— begin Exercise material —

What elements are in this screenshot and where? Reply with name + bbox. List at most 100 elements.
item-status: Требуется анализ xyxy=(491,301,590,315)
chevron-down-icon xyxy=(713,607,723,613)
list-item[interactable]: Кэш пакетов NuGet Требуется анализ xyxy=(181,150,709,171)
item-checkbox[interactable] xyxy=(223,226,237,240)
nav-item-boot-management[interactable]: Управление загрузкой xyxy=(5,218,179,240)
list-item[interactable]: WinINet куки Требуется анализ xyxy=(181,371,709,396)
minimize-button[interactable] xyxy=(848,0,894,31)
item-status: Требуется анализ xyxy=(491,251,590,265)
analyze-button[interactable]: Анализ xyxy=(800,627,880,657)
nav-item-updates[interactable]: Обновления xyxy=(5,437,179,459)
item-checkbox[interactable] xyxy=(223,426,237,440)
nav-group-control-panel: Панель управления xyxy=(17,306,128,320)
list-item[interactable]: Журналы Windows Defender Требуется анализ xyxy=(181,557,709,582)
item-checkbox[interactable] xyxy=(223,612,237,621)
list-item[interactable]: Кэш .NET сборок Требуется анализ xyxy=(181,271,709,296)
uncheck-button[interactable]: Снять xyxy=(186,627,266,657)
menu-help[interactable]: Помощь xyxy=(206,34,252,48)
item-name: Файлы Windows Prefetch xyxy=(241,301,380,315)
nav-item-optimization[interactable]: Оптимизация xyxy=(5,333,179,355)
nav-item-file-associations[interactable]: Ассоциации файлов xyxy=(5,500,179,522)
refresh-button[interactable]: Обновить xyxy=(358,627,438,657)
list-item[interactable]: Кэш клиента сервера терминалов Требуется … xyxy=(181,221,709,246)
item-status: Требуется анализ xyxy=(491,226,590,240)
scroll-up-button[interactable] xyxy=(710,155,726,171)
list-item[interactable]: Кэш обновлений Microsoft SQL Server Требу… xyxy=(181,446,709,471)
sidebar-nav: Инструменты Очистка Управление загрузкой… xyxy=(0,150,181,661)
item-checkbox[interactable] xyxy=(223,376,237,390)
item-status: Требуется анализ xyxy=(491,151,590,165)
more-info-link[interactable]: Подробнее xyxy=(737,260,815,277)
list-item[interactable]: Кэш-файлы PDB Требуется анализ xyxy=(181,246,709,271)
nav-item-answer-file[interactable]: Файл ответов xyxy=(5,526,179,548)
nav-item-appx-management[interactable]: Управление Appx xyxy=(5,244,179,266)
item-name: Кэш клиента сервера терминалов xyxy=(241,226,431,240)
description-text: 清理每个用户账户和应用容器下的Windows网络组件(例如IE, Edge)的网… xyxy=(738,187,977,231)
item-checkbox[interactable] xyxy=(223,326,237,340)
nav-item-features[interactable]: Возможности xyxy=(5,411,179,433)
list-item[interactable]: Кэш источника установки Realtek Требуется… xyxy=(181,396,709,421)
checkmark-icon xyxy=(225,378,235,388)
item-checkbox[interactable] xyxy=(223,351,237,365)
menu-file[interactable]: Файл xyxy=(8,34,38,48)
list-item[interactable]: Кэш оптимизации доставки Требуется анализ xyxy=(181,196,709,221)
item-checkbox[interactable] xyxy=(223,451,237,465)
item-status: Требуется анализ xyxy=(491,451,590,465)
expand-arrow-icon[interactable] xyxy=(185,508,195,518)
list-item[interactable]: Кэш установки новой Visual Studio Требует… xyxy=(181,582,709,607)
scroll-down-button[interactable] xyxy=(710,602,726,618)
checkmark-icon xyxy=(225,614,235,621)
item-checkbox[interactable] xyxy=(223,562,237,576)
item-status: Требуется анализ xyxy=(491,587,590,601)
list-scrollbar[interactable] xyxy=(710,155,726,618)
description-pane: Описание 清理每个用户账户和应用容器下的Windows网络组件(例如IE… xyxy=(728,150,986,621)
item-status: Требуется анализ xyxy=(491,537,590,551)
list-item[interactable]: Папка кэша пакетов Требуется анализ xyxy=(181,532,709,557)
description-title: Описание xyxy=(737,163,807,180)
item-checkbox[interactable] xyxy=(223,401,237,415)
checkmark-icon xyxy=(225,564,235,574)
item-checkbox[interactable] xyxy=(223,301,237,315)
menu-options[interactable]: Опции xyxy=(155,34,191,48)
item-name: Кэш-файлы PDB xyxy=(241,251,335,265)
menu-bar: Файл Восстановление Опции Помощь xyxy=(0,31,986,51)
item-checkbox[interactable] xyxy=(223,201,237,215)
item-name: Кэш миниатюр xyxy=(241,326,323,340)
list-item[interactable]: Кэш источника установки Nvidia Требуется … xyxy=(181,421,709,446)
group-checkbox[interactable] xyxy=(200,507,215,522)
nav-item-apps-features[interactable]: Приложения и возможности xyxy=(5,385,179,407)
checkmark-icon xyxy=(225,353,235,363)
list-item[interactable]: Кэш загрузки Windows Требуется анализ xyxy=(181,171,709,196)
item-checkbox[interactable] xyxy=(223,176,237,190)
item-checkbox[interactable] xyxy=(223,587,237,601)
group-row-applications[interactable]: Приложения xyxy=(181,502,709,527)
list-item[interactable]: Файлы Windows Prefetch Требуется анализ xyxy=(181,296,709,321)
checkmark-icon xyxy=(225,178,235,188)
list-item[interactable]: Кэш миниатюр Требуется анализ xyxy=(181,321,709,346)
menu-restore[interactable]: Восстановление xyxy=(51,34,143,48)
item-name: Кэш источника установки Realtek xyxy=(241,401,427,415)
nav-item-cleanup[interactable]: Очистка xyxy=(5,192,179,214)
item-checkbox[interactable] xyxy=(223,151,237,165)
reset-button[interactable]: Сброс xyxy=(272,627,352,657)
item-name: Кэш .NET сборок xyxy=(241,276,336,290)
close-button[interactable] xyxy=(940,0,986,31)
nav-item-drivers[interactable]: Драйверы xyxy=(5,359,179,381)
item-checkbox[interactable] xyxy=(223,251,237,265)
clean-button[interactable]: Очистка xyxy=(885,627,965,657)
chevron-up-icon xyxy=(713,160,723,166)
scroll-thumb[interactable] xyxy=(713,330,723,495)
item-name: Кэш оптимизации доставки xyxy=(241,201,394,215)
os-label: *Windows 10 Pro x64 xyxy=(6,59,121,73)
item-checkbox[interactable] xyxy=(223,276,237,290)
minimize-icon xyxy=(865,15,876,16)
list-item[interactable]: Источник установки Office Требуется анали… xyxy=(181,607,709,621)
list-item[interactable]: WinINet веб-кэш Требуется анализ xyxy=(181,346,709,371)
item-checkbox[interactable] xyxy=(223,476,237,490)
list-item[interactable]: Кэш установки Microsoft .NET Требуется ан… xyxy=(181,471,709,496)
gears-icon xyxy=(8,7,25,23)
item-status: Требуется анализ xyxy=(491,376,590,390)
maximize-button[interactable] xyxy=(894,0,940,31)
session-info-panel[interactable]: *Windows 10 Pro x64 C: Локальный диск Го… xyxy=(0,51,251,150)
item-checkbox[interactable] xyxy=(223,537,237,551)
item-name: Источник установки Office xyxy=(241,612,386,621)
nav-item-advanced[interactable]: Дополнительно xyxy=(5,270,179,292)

— end Exercise material —

▸ Goal: Rewrite the items, changing every "item-checkbox" to "entry-checkbox" and leaving everything else untouched.

▸ Full solution:
What elements are in this screenshot and where? Reply with name + bbox. List at most 100 elements.
item-status: Требуется анализ xyxy=(491,301,590,315)
chevron-down-icon xyxy=(713,607,723,613)
list-item[interactable]: Кэш пакетов NuGet Требуется анализ xyxy=(181,150,709,171)
entry-checkbox[interactable] xyxy=(223,226,237,240)
nav-item-boot-management[interactable]: Управление загрузкой xyxy=(5,218,179,240)
list-item[interactable]: WinINet куки Требуется анализ xyxy=(181,371,709,396)
minimize-button[interactable] xyxy=(848,0,894,31)
item-status: Требуется анализ xyxy=(491,251,590,265)
analyze-button[interactable]: Анализ xyxy=(800,627,880,657)
nav-item-updates[interactable]: Обновления xyxy=(5,437,179,459)
entry-checkbox[interactable] xyxy=(223,426,237,440)
nav-group-control-panel: Панель управления xyxy=(17,306,128,320)
list-item[interactable]: Журналы Windows Defender Требуется анализ xyxy=(181,557,709,582)
entry-checkbox[interactable] xyxy=(223,612,237,621)
list-item[interactable]: Кэш .NET сборок Требуется анализ xyxy=(181,271,709,296)
uncheck-button[interactable]: Снять xyxy=(186,627,266,657)
menu-help[interactable]: Помощь xyxy=(206,34,252,48)
item-name: Файлы Windows Prefetch xyxy=(241,301,380,315)
nav-item-optimization[interactable]: Оптимизация xyxy=(5,333,179,355)
nav-item-file-associations[interactable]: Ассоциации файлов xyxy=(5,500,179,522)
refresh-button[interactable]: Обновить xyxy=(358,627,438,657)
list-item[interactable]: Кэш клиента сервера терминалов Требуется … xyxy=(181,221,709,246)
item-status: Требуется анализ xyxy=(491,226,590,240)
scroll-up-button[interactable] xyxy=(710,155,726,171)
list-item[interactable]: Кэш обновлений Microsoft SQL Server Требу… xyxy=(181,446,709,471)
sidebar-nav: Инструменты Очистка Управление загрузкой… xyxy=(0,150,181,661)
entry-checkbox[interactable] xyxy=(223,376,237,390)
item-status: Требуется анализ xyxy=(491,151,590,165)
more-info-link[interactable]: Подробнее xyxy=(737,260,815,277)
list-item[interactable]: Кэш-файлы PDB Требуется анализ xyxy=(181,246,709,271)
nav-item-answer-file[interactable]: Файл ответов xyxy=(5,526,179,548)
nav-item-appx-management[interactable]: Управление Appx xyxy=(5,244,179,266)
item-name: Кэш клиента сервера терминалов xyxy=(241,226,431,240)
description-text: 清理每个用户账户和应用容器下的Windows网络组件(例如IE, Edge)的网… xyxy=(738,187,977,231)
entry-checkbox[interactable] xyxy=(223,326,237,340)
nav-item-features[interactable]: Возможности xyxy=(5,411,179,433)
list-item[interactable]: Кэш источника установки Realtek Требуется… xyxy=(181,396,709,421)
checkmark-icon xyxy=(225,378,235,388)
entry-checkbox[interactable] xyxy=(223,351,237,365)
menu-file[interactable]: Файл xyxy=(8,34,38,48)
list-item[interactable]: Кэш оптимизации доставки Требуется анализ xyxy=(181,196,709,221)
entry-checkbox[interactable] xyxy=(223,451,237,465)
item-status: Требуется анализ xyxy=(491,451,590,465)
expand-arrow-icon[interactable] xyxy=(185,508,195,518)
list-item[interactable]: Кэш установки новой Visual Studio Требует… xyxy=(181,582,709,607)
scroll-down-button[interactable] xyxy=(710,602,726,618)
checkmark-icon xyxy=(225,614,235,621)
entry-checkbox[interactable] xyxy=(223,562,237,576)
item-status: Требуется анализ xyxy=(491,587,590,601)
list-scrollbar[interactable] xyxy=(710,155,726,618)
description-pane: Описание 清理每个用户账户和应用容器下的Windows网络组件(例如IE… xyxy=(728,150,986,621)
item-status: Требуется анализ xyxy=(491,537,590,551)
list-item[interactable]: Папка кэша пакетов Требуется анализ xyxy=(181,532,709,557)
description-title: Описание xyxy=(737,163,807,180)
entry-checkbox[interactable] xyxy=(223,401,237,415)
checkmark-icon xyxy=(225,564,235,574)
entry-checkbox[interactable] xyxy=(223,301,237,315)
menu-options[interactable]: Опции xyxy=(155,34,191,48)
item-name: Кэш-файлы PDB xyxy=(241,251,335,265)
menu-bar: Файл Восстановление Опции Помощь xyxy=(0,31,986,51)
entry-checkbox[interactable] xyxy=(223,201,237,215)
item-name: Кэш миниатюр xyxy=(241,326,323,340)
list-item[interactable]: Кэш источника установки Nvidia Требуется … xyxy=(181,421,709,446)
group-checkbox[interactable] xyxy=(200,507,215,522)
nav-item-apps-features[interactable]: Приложения и возможности xyxy=(5,385,179,407)
checkmark-icon xyxy=(225,353,235,363)
list-item[interactable]: Кэш загрузки Windows Требуется анализ xyxy=(181,171,709,196)
entry-checkbox[interactable] xyxy=(223,176,237,190)
entry-checkbox[interactable] xyxy=(223,587,237,601)
group-row-applications[interactable]: Приложения xyxy=(181,502,709,527)
list-item[interactable]: Файлы Windows Prefetch Требуется анализ xyxy=(181,296,709,321)
checkmark-icon xyxy=(225,178,235,188)
list-item[interactable]: Кэш миниатюр Требуется анализ xyxy=(181,321,709,346)
menu-restore[interactable]: Восстановление xyxy=(51,34,143,48)
item-name: Кэш источника установки Realtek xyxy=(241,401,427,415)
nav-item-cleanup[interactable]: Очистка xyxy=(5,192,179,214)
entry-checkbox[interactable] xyxy=(223,151,237,165)
reset-button[interactable]: Сброс xyxy=(272,627,352,657)
item-name: Кэш .NET сборок xyxy=(241,276,336,290)
close-button[interactable] xyxy=(940,0,986,31)
nav-item-drivers[interactable]: Драйверы xyxy=(5,359,179,381)
entry-checkbox[interactable] xyxy=(223,251,237,265)
clean-button[interactable]: Очистка xyxy=(885,627,965,657)
chevron-up-icon xyxy=(713,160,723,166)
scroll-thumb[interactable] xyxy=(713,330,723,495)
item-name: Кэш оптимизации доставки xyxy=(241,201,394,215)
os-label: *Windows 10 Pro x64 xyxy=(6,59,121,73)
entry-checkbox[interactable] xyxy=(223,276,237,290)
minimize-icon xyxy=(865,15,876,16)
list-item[interactable]: Источник установки Office Требуется анали… xyxy=(181,607,709,621)
list-item[interactable]: WinINet веб-кэш Требуется анализ xyxy=(181,346,709,371)
entry-checkbox[interactable] xyxy=(223,476,237,490)
list-item[interactable]: Кэш установки Microsoft .NET Требуется ан… xyxy=(181,471,709,496)
gears-icon xyxy=(8,7,25,23)
item-status: Требуется анализ xyxy=(491,376,590,390)
maximize-button[interactable] xyxy=(894,0,940,31)
session-info-panel[interactable]: *Windows 10 Pro x64 C: Локальный диск Го… xyxy=(0,51,251,150)
entry-checkbox[interactable] xyxy=(223,537,237,551)
item-name: Источник установки Office xyxy=(241,612,386,621)
nav-item-advanced[interactable]: Дополнительно xyxy=(5,270,179,292)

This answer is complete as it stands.